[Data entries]
[Start]

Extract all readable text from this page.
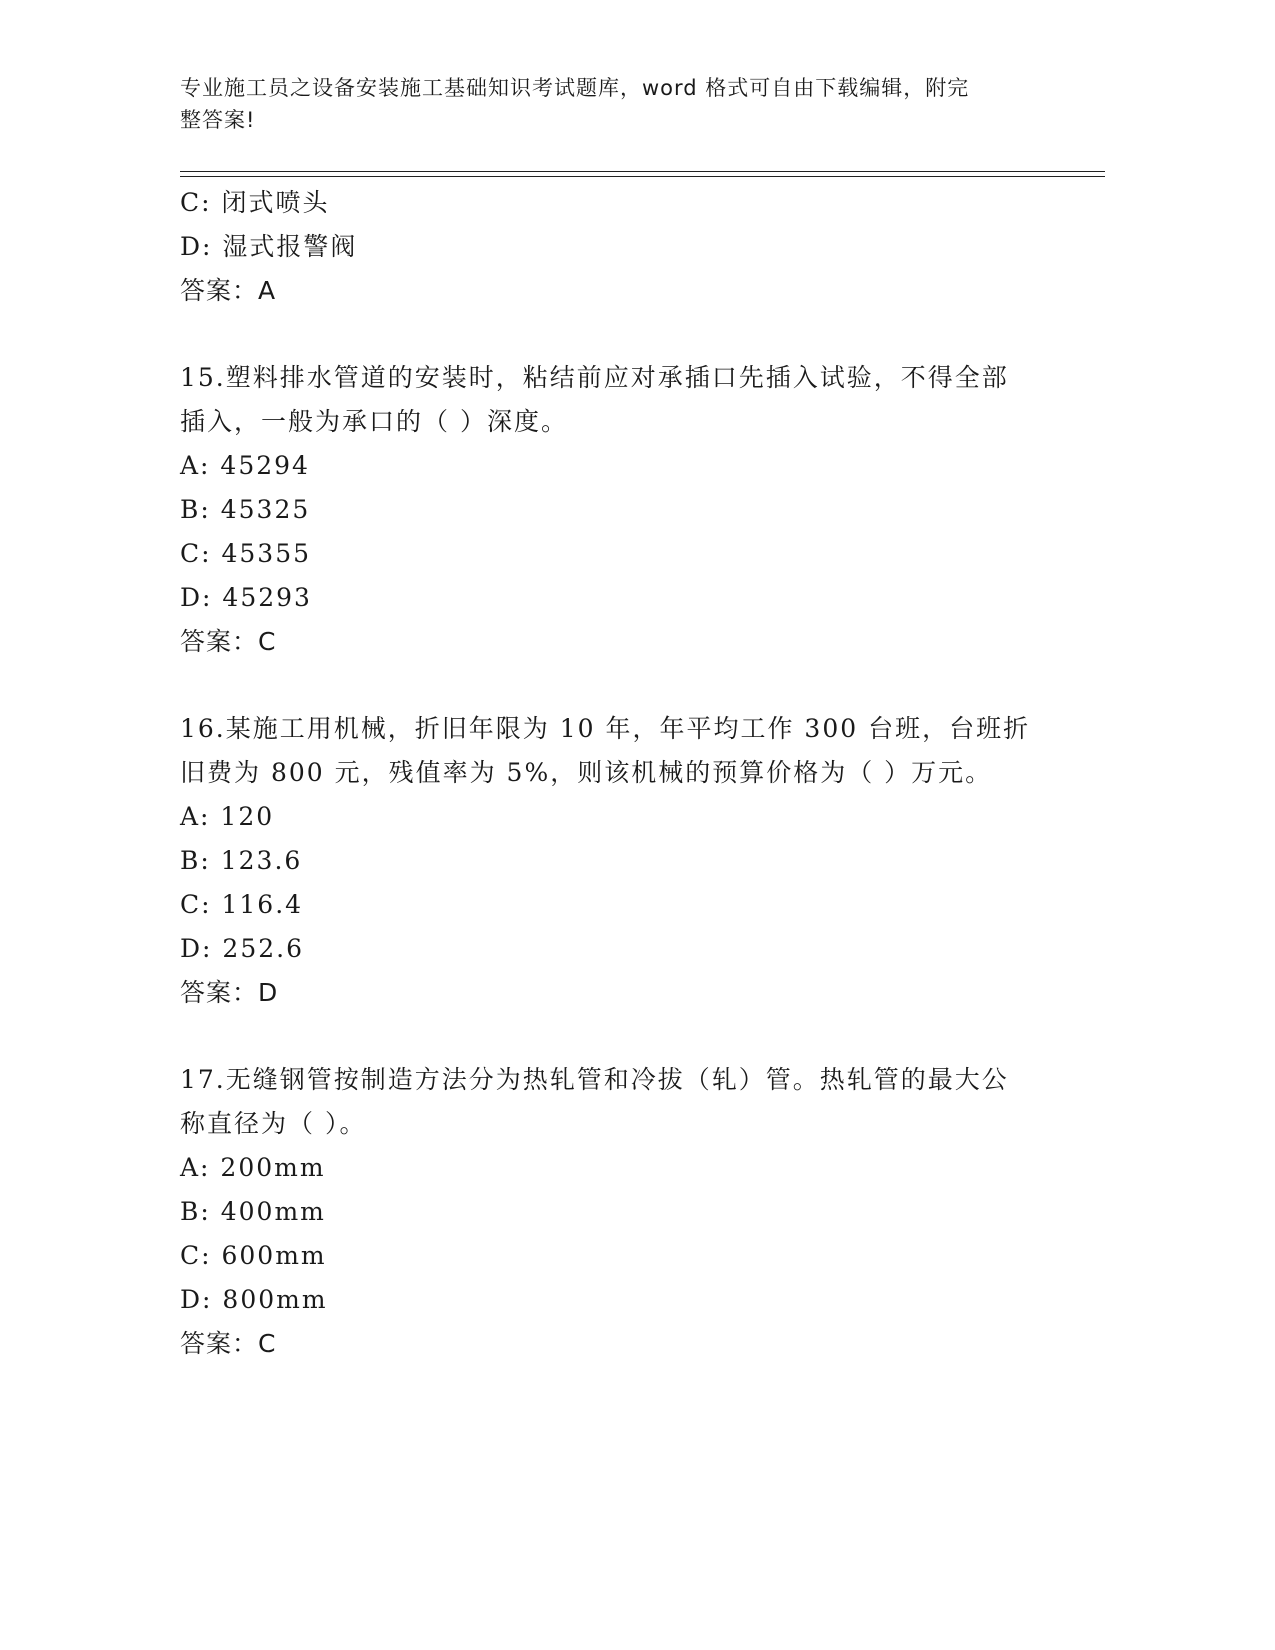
专业施工员之设备安装施工基础知识考试题库，word 格式可自由下载编辑，附完
整答案!
C: 闭式喷头
D: 湿式报警阀
答案：A
15.塑料排水管道的安装时，粘结前应对承插口先插入试验，不得全部
插入，一般为承口的（ ）深度。
A: 45294
B: 45325
C: 45355
D: 45293
答案：C
16.某施工用机械，折旧年限为 10 年，年平均工作 300 台班，台班折
旧费为 800 元，残值率为 5%，则该机械的预算价格为（ ）万元。
A: 120
B: 123.6
C: 116.4
D: 252.6
答案：D
17.无缝钢管按制造方法分为热轧管和冷拔（轧）管。热轧管的最大公
称直径为（ ）。
A: 200mm
B: 400mm
C: 600mm
D: 800mm
答案：C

[End]

§ **Task directions**
Repeat the entries exactly. Pictures are excluded from the copy.

§ **In response**
Extract all readable text from this page.
专业施工员之设备安装施工基础知识考试题库，word 格式可自由下载编辑，附完
整答案!
C: 闭式喷头
D: 湿式报警阀
答案：A
15.塑料排水管道的安装时，粘结前应对承插口先插入试验，不得全部
插入，一般为承口的（ ）深度。
A: 45294
B: 45325
C: 45355
D: 45293
答案：C
16.某施工用机械，折旧年限为 10 年，年平均工作 300 台班，台班折
旧费为 800 元，残值率为 5%，则该机械的预算价格为（ ）万元。
A: 120
B: 123.6
C: 116.4
D: 252.6
答案：D
17.无缝钢管按制造方法分为热轧管和冷拔（轧）管。热轧管的最大公
称直径为（ ）。
A: 200mm
B: 400mm
C: 600mm
D: 800mm
答案：C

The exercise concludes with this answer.